Records:
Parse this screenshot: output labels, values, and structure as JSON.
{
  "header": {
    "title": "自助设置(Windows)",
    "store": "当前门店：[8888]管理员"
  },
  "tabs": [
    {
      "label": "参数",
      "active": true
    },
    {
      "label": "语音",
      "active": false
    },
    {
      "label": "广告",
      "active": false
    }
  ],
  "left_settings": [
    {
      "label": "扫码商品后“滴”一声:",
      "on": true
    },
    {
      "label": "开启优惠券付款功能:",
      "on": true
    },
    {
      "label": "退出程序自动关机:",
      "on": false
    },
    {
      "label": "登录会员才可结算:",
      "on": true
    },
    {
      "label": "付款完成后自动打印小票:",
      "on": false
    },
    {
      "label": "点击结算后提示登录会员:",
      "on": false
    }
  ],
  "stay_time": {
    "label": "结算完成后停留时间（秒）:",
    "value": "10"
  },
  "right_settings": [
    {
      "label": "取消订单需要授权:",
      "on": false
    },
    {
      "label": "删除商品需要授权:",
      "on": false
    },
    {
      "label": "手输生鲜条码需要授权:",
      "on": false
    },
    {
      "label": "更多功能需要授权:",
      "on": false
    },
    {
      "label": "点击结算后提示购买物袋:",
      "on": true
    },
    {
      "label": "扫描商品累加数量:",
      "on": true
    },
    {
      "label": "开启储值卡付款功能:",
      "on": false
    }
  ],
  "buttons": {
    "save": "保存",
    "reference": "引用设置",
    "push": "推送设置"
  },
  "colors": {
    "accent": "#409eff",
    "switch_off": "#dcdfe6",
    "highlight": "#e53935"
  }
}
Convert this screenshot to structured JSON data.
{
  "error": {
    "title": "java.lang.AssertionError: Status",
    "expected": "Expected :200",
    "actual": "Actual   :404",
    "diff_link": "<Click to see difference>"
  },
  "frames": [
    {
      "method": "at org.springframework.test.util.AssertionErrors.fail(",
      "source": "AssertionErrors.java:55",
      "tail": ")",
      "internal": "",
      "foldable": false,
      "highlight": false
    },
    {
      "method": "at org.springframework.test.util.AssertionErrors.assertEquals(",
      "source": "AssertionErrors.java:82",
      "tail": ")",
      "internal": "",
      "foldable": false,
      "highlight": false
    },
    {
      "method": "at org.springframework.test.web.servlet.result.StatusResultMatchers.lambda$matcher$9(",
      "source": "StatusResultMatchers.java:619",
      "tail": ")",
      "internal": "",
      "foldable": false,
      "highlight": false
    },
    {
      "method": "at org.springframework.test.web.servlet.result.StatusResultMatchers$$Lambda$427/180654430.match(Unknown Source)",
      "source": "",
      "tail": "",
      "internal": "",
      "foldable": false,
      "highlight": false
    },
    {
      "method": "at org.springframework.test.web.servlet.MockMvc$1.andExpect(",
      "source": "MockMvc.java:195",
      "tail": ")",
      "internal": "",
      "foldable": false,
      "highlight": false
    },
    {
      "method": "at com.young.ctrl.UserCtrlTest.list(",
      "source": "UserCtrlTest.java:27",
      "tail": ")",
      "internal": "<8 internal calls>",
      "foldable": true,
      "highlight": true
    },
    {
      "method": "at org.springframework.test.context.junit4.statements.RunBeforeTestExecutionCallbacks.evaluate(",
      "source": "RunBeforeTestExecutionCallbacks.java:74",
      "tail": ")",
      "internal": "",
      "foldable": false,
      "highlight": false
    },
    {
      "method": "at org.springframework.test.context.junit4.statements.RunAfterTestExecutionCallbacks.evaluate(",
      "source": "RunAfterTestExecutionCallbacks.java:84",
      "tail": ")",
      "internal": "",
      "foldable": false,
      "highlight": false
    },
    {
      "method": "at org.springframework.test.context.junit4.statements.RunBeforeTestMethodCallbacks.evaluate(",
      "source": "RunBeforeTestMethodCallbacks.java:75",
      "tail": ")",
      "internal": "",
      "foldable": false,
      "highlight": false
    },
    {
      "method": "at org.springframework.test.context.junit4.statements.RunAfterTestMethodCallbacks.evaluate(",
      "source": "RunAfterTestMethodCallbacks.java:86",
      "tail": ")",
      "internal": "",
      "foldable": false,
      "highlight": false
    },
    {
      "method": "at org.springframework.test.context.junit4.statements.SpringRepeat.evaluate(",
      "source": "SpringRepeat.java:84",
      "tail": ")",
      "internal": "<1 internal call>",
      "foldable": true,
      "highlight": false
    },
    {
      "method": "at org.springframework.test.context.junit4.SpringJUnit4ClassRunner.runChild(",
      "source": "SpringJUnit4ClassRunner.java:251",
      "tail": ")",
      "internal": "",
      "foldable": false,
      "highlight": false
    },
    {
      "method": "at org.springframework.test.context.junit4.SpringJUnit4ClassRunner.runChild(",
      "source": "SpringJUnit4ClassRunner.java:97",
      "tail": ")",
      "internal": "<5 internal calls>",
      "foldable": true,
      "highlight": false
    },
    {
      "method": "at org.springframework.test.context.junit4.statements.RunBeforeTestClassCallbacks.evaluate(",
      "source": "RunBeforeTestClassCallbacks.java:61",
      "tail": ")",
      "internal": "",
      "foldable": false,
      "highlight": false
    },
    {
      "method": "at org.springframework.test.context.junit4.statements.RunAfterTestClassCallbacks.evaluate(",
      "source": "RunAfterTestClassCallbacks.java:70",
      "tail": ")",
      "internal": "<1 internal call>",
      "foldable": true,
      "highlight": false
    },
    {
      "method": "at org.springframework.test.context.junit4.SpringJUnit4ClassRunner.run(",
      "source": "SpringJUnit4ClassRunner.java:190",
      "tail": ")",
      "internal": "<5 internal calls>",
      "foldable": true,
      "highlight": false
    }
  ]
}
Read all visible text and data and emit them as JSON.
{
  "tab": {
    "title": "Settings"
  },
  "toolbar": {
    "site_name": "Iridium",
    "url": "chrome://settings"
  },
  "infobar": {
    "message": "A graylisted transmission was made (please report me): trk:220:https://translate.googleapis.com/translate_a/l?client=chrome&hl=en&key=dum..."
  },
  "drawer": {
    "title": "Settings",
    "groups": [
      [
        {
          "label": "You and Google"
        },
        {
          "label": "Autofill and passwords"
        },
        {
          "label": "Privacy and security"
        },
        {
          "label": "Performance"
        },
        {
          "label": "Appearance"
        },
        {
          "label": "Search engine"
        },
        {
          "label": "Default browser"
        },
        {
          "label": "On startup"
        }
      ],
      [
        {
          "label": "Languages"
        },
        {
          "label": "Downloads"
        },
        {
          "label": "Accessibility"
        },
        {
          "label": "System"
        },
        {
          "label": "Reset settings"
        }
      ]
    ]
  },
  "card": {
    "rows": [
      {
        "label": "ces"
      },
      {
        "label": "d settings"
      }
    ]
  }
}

Aim:
Repeat the data in its entirety, character for character.

Worked solution:
Parse this screenshot: output labels, values, and structure as JSON.
{
  "header": {
    "title": "自助设置(Windows)",
    "store": "当前门店：[8888]管理员"
  },
  "tabs": [
    {
      "label": "参数",
      "active": true
    },
    {
      "label": "语音",
      "active": false
    },
    {
      "label": "广告",
      "active": false
    }
  ],
  "left_settings": [
    {
      "label": "扫码商品后“滴”一声:",
      "on": true
    },
    {
      "label": "开启优惠券付款功能:",
      "on": true
    },
    {
      "label": "退出程序自动关机:",
      "on": false
    },
    {
      "label": "登录会员才可结算:",
      "on": true
    },
    {
      "label": "付款完成后自动打印小票:",
      "on": false
    },
    {
      "label": "点击结算后提示登录会员:",
      "on": false
    }
  ],
  "stay_time": {
    "label": "结算完成后停留时间（秒）:",
    "value": "10"
  },
  "right_settings": [
    {
      "label": "取消订单需要授权:",
      "on": false
    },
    {
      "label": "删除商品需要授权:",
      "on": false
    },
    {
      "label": "手输生鲜条码需要授权:",
      "on": false
    },
    {
      "label": "更多功能需要授权:",
      "on": false
    },
    {
      "label": "点击结算后提示购买物袋:",
      "on": true
    },
    {
      "label": "扫描商品累加数量:",
      "on": true
    },
    {
      "label": "开启储值卡付款功能:",
      "on": false
    }
  ],
  "buttons": {
    "save": "保存",
    "reference": "引用设置",
    "push": "推送设置"
  },
  "colors": {
    "accent": "#409eff",
    "switch_off": "#dcdfe6",
    "highlight": "#e53935"
  }
}
Convert this screenshot to structured JSON data.
{
  "error": {
    "title": "java.lang.AssertionError: Status",
    "expected": "Expected :200",
    "actual": "Actual   :404",
    "diff_link": "<Click to see difference>"
  },
  "frames": [
    {
      "method": "at org.springframework.test.util.AssertionErrors.fail(",
      "source": "AssertionErrors.java:55",
      "tail": ")",
      "internal": "",
      "foldable": false,
      "highlight": false
    },
    {
      "method": "at org.springframework.test.util.AssertionErrors.assertEquals(",
      "source": "AssertionErrors.java:82",
      "tail": ")",
      "internal": "",
      "foldable": false,
      "highlight": false
    },
    {
      "method": "at org.springframework.test.web.servlet.result.StatusResultMatchers.lambda$matcher$9(",
      "source": "StatusResultMatchers.java:619",
      "tail": ")",
      "internal": "",
      "foldable": false,
      "highlight": false
    },
    {
      "method": "at org.springframework.test.web.servlet.result.StatusResultMatchers$$Lambda$427/180654430.match(Unknown Source)",
      "source": "",
      "tail": "",
      "internal": "",
      "foldable": false,
      "highlight": false
    },
    {
      "method": "at org.springframework.test.web.servlet.MockMvc$1.andExpect(",
      "source": "MockMvc.java:195",
      "tail": ")",
      "internal": "",
      "foldable": false,
      "highlight": false
    },
    {
      "method": "at com.young.ctrl.UserCtrlTest.list(",
      "source": "UserCtrlTest.java:27",
      "tail": ")",
      "internal": "<8 internal calls>",
      "foldable": true,
      "highlight": true
    },
    {
      "method": "at org.springframework.test.context.junit4.statements.RunBeforeTestExecutionCallbacks.evaluate(",
      "source": "RunBeforeTestExecutionCallbacks.java:74",
      "tail": ")",
      "internal": "",
      "foldable": false,
      "highlight": false
    },
    {
      "method": "at org.springframework.test.context.junit4.statements.RunAfterTestExecutionCallbacks.evaluate(",
      "source": "RunAfterTestExecutionCallbacks.java:84",
      "tail": ")",
      "internal": "",
      "foldable": false,
      "highlight": false
    },
    {
      "method": "at org.springframework.test.context.junit4.statements.RunBeforeTestMethodCallbacks.evaluate(",
      "source": "RunBeforeTestMethodCallbacks.java:75",
      "tail": ")",
      "internal": "",
      "foldable": false,
      "highlight": false
    },
    {
      "method": "at org.springframework.test.context.junit4.statements.RunAfterTestMethodCallbacks.evaluate(",
      "source": "RunAfterTestMethodCallbacks.java:86",
      "tail": ")",
      "internal": "",
      "foldable": false,
      "highlight": false
    },
    {
      "method": "at org.springframework.test.context.junit4.statements.SpringRepeat.evaluate(",
      "source": "SpringRepeat.java:84",
      "tail": ")",
      "internal": "<1 internal call>",
      "foldable": true,
      "highlight": false
    },
    {
      "method": "at org.springframework.test.context.junit4.SpringJUnit4ClassRunner.runChild(",
      "source": "SpringJUnit4ClassRunner.java:251",
      "tail": ")",
      "internal": "",
      "foldable": false,
      "highlight": false
    },
    {
      "method": "at org.springframework.test.context.junit4.SpringJUnit4ClassRunner.runChild(",
      "source": "SpringJUnit4ClassRunner.java:97",
      "tail": ")",
      "internal": "<5 internal calls>",
      "foldable": true,
      "highlight": false
    },
    {
      "method": "at org.springframework.test.context.junit4.statements.RunBeforeTestClassCallbacks.evaluate(",
      "source": "RunBeforeTestClassCallbacks.java:61",
      "tail": ")",
      "internal": "",
      "foldable": false,
      "highlight": false
    },
    {
      "method": "at org.springframework.test.context.junit4.statements.RunAfterTestClassCallbacks.evaluate(",
      "source": "RunAfterTestClassCallbacks.java:70",
      "tail": ")",
      "internal": "<1 internal call>",
      "foldable": true,
      "highlight": false
    },
    {
      "method": "at org.springframework.test.context.junit4.SpringJUnit4ClassRunner.run(",
      "source": "SpringJUnit4ClassRunner.java:190",
      "tail": ")",
      "internal": "<5 internal calls>",
      "foldable": true,
      "highlight": false
    }
  ]
}
Read all visible text and data and emit them as JSON.
{
  "tab": {
    "title": "Settings"
  },
  "toolbar": {
    "site_name": "Iridium",
    "url": "chrome://settings"
  },
  "infobar": {
    "message": "A graylisted transmission was made (please report me): trk:220:https://translate.googleapis.com/translate_a/l?client=chrome&hl=en&key=dum..."
  },
  "drawer": {
    "title": "Settings",
    "groups": [
      [
        {
          "label": "You and Google"
        },
        {
          "label": "Autofill and passwords"
        },
        {
          "label": "Privacy and security"
        },
        {
          "label": "Performance"
        },
        {
          "label": "Appearance"
        },
        {
          "label": "Search engine"
        },
        {
          "label": "Default browser"
        },
        {
          "label": "On startup"
        }
      ],
      [
        {
          "label": "Languages"
        },
        {
          "label": "Downloads"
        },
        {
          "label": "Accessibility"
        },
        {
          "label": "System"
        },
        {
          "label": "Reset settings"
        }
      ]
    ]
  },
  "card": {
    "rows": [
      {
        "label": "ces"
      },
      {
        "label": "d settings"
      }
    ]
  }
}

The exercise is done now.